__What you need to do__: Write out every line of the listing below without any change, keeping each name and its coordinates as they appear.

__Record excerpts__:
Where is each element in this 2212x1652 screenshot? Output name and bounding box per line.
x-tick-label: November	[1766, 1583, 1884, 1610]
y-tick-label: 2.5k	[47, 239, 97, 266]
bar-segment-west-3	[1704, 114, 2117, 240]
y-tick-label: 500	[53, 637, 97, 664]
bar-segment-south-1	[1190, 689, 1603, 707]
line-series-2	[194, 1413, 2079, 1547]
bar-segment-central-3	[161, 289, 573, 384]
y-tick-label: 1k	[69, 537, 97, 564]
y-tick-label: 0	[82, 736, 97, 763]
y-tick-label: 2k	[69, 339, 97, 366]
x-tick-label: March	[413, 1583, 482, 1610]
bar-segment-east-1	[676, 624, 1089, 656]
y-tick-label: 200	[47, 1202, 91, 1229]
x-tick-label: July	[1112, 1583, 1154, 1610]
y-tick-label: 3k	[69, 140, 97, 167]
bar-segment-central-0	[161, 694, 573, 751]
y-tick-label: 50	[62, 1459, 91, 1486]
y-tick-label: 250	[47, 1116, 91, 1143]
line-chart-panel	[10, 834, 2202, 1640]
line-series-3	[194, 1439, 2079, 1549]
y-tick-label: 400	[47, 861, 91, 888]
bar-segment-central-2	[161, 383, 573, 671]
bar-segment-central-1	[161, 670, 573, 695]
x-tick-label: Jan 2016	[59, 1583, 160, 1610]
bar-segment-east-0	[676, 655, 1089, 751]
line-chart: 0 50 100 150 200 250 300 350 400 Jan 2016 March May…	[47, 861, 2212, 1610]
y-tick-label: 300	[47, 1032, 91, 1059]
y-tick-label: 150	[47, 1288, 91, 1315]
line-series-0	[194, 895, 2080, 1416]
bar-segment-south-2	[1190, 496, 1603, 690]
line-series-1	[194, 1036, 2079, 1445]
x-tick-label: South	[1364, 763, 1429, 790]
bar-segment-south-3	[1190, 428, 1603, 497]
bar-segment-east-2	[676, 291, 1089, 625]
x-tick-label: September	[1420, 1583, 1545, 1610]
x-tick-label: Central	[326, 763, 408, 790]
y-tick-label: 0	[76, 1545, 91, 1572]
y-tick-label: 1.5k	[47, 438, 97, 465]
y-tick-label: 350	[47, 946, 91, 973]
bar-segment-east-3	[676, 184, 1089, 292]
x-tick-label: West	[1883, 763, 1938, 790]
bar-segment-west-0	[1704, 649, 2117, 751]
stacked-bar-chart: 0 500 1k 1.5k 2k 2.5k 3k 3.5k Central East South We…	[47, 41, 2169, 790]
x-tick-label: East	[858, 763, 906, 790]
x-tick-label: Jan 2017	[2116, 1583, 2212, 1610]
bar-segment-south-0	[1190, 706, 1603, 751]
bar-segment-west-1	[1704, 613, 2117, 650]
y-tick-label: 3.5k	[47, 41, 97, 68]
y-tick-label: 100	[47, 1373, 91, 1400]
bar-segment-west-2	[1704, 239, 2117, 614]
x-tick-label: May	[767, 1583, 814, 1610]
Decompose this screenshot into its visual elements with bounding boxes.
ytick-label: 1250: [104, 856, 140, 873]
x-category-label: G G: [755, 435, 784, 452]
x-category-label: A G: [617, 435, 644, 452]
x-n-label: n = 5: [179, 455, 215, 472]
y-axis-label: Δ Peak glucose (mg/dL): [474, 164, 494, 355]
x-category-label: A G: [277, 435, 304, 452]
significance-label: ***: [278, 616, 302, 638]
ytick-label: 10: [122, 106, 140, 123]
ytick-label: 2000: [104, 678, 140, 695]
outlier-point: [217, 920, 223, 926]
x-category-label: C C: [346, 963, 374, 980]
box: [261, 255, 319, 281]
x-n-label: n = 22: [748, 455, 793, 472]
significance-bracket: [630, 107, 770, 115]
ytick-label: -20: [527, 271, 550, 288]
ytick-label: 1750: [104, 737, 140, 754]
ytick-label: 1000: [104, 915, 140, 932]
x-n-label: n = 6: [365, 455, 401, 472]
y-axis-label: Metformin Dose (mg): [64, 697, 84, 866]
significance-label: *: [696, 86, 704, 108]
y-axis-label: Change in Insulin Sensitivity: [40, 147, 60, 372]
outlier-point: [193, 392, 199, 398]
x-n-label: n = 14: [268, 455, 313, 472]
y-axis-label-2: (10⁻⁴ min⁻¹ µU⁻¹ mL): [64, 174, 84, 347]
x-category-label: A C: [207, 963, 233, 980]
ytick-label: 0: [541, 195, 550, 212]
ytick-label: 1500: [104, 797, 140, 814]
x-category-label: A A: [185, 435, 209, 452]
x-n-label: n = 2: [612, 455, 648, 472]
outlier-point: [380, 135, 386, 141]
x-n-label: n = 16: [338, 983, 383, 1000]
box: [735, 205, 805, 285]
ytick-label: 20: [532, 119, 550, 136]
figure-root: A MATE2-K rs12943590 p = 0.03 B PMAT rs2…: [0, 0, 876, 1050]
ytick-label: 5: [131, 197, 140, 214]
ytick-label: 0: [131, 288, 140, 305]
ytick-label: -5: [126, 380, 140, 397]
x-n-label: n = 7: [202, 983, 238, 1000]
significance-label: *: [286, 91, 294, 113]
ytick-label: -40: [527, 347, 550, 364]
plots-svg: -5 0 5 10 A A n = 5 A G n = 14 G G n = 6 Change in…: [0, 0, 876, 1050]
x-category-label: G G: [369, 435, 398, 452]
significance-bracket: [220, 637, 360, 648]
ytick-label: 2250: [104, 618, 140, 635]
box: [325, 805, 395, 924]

__Answer to the problem__:
Where is each element in this 2212x1652 screenshot? Output name and bounding box per line.
x-tick-label: November	[1766, 1583, 1884, 1610]
y-tick-label: 2.5k	[47, 239, 97, 266]
bar-segment-west-3	[1704, 114, 2117, 240]
y-tick-label: 500	[53, 637, 97, 664]
bar-segment-south-1	[1190, 689, 1603, 707]
line-series-2	[194, 1413, 2079, 1547]
bar-segment-central-3	[161, 289, 573, 384]
y-tick-label: 1k	[69, 537, 97, 564]
y-tick-label: 0	[82, 736, 97, 763]
y-tick-label: 2k	[69, 339, 97, 366]
x-tick-label: March	[413, 1583, 482, 1610]
bar-segment-east-1	[676, 624, 1089, 656]
y-tick-label: 200	[47, 1202, 91, 1229]
x-tick-label: July	[1112, 1583, 1154, 1610]
y-tick-label: 3k	[69, 140, 97, 167]
bar-segment-central-0	[161, 694, 573, 751]
y-tick-label: 50	[62, 1459, 91, 1486]
y-tick-label: 250	[47, 1116, 91, 1143]
line-chart-panel	[10, 834, 2202, 1640]
line-series-3	[194, 1439, 2079, 1549]
y-tick-label: 400	[47, 861, 91, 888]
bar-segment-central-2	[161, 383, 573, 671]
bar-segment-central-1	[161, 670, 573, 695]
x-tick-label: Jan 2016	[59, 1583, 160, 1610]
bar-segment-east-0	[676, 655, 1089, 751]
line-chart: 0 50 100 150 200 250 300 350 400 Jan 2016 March May…	[47, 861, 2212, 1610]
y-tick-label: 300	[47, 1032, 91, 1059]
y-tick-label: 150	[47, 1288, 91, 1315]
line-series-0	[194, 895, 2080, 1416]
bar-segment-south-2	[1190, 496, 1603, 690]
line-series-1	[194, 1036, 2079, 1445]
x-tick-label: South	[1364, 763, 1429, 790]
bar-segment-south-3	[1190, 428, 1603, 497]
bar-segment-east-2	[676, 291, 1089, 625]
x-tick-label: September	[1420, 1583, 1545, 1610]
x-tick-label: Central	[326, 763, 408, 790]
y-tick-label: 0	[76, 1545, 91, 1572]
y-tick-label: 1.5k	[47, 438, 97, 465]
y-tick-label: 350	[47, 946, 91, 973]
bar-segment-east-3	[676, 184, 1089, 292]
x-tick-label: West	[1883, 763, 1938, 790]
bar-segment-west-0	[1704, 649, 2117, 751]
stacked-bar-chart: 0 500 1k 1.5k 2k 2.5k 3k 3.5k Central East South We…	[47, 41, 2169, 790]
x-tick-label: East	[858, 763, 906, 790]
x-tick-label: Jan 2017	[2116, 1583, 2212, 1610]
bar-segment-south-0	[1190, 706, 1603, 751]
bar-segment-west-1	[1704, 613, 2117, 650]
y-tick-label: 3.5k	[47, 41, 97, 68]
y-tick-label: 100	[47, 1373, 91, 1400]
bar-segment-west-2	[1704, 239, 2117, 614]
x-tick-label: May	[767, 1583, 814, 1610]
Decompose this screenshot into its visual elements with bounding boxes.
ytick-label: 1250: [104, 856, 140, 873]
x-category-label: G G: [755, 435, 784, 452]
x-category-label: A G: [617, 435, 644, 452]
x-n-label: n = 5: [179, 455, 215, 472]
y-axis-label: Δ Peak glucose (mg/dL): [474, 164, 494, 355]
x-category-label: A G: [277, 435, 304, 452]
significance-label: ***: [278, 616, 302, 638]
ytick-label: 10: [122, 106, 140, 123]
ytick-label: 2000: [104, 678, 140, 695]
outlier-point: [217, 920, 223, 926]
x-category-label: C C: [346, 963, 374, 980]
box: [261, 255, 319, 281]
x-n-label: n = 22: [748, 455, 793, 472]
significance-bracket: [630, 107, 770, 115]
ytick-label: -20: [527, 271, 550, 288]
ytick-label: 1750: [104, 737, 140, 754]
ytick-label: 1000: [104, 915, 140, 932]
x-n-label: n = 6: [365, 455, 401, 472]
y-axis-label: Metformin Dose (mg): [64, 697, 84, 866]
significance-label: *: [696, 86, 704, 108]
y-axis-label: Change in Insulin Sensitivity: [40, 147, 60, 372]
outlier-point: [193, 392, 199, 398]
x-n-label: n = 14: [268, 455, 313, 472]
y-axis-label-2: (10⁻⁴ min⁻¹ µU⁻¹ mL): [64, 174, 84, 347]
x-category-label: A C: [207, 963, 233, 980]
ytick-label: 0: [541, 195, 550, 212]
ytick-label: 1500: [104, 797, 140, 814]
x-category-label: A A: [185, 435, 209, 452]
x-n-label: n = 2: [612, 455, 648, 472]
outlier-point: [380, 135, 386, 141]
x-n-label: n = 16: [338, 983, 383, 1000]
box: [735, 205, 805, 285]
ytick-label: 20: [532, 119, 550, 136]
figure-root: A MATE2-K rs12943590 p = 0.03 B PMAT rs2…: [0, 0, 876, 1050]
ytick-label: 5: [131, 197, 140, 214]
ytick-label: 0: [131, 288, 140, 305]
ytick-label: -5: [126, 380, 140, 397]
x-n-label: n = 7: [202, 983, 238, 1000]
significance-label: *: [286, 91, 294, 113]
ytick-label: -40: [527, 347, 550, 364]
plots-svg: -5 0 5 10 A A n = 5 A G n = 14 G G n = 6 Change in…: [0, 0, 876, 1050]
x-category-label: G G: [369, 435, 398, 452]
significance-bracket: [220, 637, 360, 648]
ytick-label: 2250: [104, 618, 140, 635]
box: [325, 805, 395, 924]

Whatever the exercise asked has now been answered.